Retype the material below. Keep every word exactly as it is.
● ● ● ● ●
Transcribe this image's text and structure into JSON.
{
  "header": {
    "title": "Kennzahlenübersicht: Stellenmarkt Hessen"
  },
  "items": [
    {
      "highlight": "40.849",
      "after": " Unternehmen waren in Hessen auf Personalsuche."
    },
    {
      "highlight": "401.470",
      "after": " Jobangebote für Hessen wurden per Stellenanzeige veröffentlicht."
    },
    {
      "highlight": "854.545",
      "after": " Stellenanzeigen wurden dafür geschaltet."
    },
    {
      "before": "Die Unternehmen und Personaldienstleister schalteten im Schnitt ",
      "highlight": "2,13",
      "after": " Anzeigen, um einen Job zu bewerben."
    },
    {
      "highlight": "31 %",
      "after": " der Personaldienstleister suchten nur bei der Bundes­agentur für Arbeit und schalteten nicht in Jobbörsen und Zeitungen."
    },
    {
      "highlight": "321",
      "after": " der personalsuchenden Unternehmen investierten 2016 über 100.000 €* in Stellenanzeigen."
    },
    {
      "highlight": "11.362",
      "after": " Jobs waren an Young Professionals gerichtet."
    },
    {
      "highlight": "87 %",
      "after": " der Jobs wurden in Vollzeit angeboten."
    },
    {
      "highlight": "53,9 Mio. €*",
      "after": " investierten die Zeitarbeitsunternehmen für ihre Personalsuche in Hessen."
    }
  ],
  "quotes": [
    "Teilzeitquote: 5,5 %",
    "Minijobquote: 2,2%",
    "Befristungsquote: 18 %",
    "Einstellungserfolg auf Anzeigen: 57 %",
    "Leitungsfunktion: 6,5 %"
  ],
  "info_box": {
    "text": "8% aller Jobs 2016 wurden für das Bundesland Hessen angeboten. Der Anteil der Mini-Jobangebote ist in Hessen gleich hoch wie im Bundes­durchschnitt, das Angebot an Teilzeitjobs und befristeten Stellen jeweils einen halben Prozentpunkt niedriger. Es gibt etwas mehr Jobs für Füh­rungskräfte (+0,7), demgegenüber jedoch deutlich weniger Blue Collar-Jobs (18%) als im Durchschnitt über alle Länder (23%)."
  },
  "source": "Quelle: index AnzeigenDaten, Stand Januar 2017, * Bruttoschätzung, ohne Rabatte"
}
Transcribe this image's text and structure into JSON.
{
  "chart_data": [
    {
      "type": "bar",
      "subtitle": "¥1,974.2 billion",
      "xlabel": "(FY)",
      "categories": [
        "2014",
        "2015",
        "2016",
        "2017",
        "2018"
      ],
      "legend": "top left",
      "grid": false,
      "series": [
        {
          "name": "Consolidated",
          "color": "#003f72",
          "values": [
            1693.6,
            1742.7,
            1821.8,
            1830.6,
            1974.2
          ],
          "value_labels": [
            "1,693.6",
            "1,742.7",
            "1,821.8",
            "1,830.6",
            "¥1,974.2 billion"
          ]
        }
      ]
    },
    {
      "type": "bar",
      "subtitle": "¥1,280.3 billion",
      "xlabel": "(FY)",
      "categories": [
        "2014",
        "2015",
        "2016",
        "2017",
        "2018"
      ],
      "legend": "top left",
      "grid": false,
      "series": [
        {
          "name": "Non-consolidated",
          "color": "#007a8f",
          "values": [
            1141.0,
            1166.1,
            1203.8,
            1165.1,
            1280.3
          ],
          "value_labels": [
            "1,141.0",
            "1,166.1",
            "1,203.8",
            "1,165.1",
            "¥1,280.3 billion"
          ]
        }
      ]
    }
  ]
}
● ● ● ● ●
◆ Exercise answer ◆
Transcribe this image's text and structure into JSON.
{
  "header": {
    "title": "Kennzahlenübersicht: Stellenmarkt Hessen"
  },
  "items": [
    {
      "highlight": "40.849",
      "after": " Unternehmen waren in Hessen auf Personalsuche."
    },
    {
      "highlight": "401.470",
      "after": " Jobangebote für Hessen wurden per Stellenanzeige veröffentlicht."
    },
    {
      "highlight": "854.545",
      "after": " Stellenanzeigen wurden dafür geschaltet."
    },
    {
      "before": "Die Unternehmen und Personaldienstleister schalteten im Schnitt ",
      "highlight": "2,13",
      "after": " Anzeigen, um einen Job zu bewerben."
    },
    {
      "highlight": "31 %",
      "after": " der Personaldienstleister suchten nur bei der Bundes­agentur für Arbeit und schalteten nicht in Jobbörsen und Zeitungen."
    },
    {
      "highlight": "321",
      "after": " der personalsuchenden Unternehmen investierten 2016 über 100.000 €* in Stellenanzeigen."
    },
    {
      "highlight": "11.362",
      "after": " Jobs waren an Young Professionals gerichtet."
    },
    {
      "highlight": "87 %",
      "after": " der Jobs wurden in Vollzeit angeboten."
    },
    {
      "highlight": "53,9 Mio. €*",
      "after": " investierten die Zeitarbeitsunternehmen für ihre Personalsuche in Hessen."
    }
  ],
  "quotes": [
    "Teilzeitquote: 5,5 %",
    "Minijobquote: 2,2%",
    "Befristungsquote: 18 %",
    "Einstellungserfolg auf Anzeigen: 57 %",
    "Leitungsfunktion: 6,5 %"
  ],
  "info_box": {
    "text": "8% aller Jobs 2016 wurden für das Bundesland Hessen angeboten. Der Anteil der Mini-Jobangebote ist in Hessen gleich hoch wie im Bundes­durchschnitt, das Angebot an Teilzeitjobs und befristeten Stellen jeweils einen halben Prozentpunkt niedriger. Es gibt etwas mehr Jobs für Füh­rungskräfte (+0,7), demgegenüber jedoch deutlich weniger Blue Collar-Jobs (18%) als im Durchschnitt über alle Länder (23%)."
  },
  "source": "Quelle: index AnzeigenDaten, Stand Januar 2017, * Bruttoschätzung, ohne Rabatte"
}
Transcribe this image's text and structure into JSON.
{
  "chart_data": [
    {
      "type": "bar",
      "subtitle": "¥1,974.2 billion",
      "xlabel": "(FY)",
      "categories": [
        "2014",
        "2015",
        "2016",
        "2017",
        "2018"
      ],
      "legend": "top left",
      "grid": false,
      "series": [
        {
          "name": "Consolidated",
          "color": "#003f72",
          "values": [
            1693.6,
            1742.7,
            1821.8,
            1830.6,
            1974.2
          ],
          "value_labels": [
            "1,693.6",
            "1,742.7",
            "1,821.8",
            "1,830.6",
            "¥1,974.2 billion"
          ]
        }
      ]
    },
    {
      "type": "bar",
      "subtitle": "¥1,280.3 billion",
      "xlabel": "(FY)",
      "categories": [
        "2014",
        "2015",
        "2016",
        "2017",
        "2018"
      ],
      "legend": "top left",
      "grid": false,
      "series": [
        {
          "name": "Non-consolidated",
          "color": "#007a8f",
          "values": [
            1141.0,
            1166.1,
            1203.8,
            1165.1,
            1280.3
          ],
          "value_labels": [
            "1,141.0",
            "1,166.1",
            "1,203.8",
            "1,165.1",
            "¥1,280.3 billion"
          ]
        }
      ]
    }
  ]
}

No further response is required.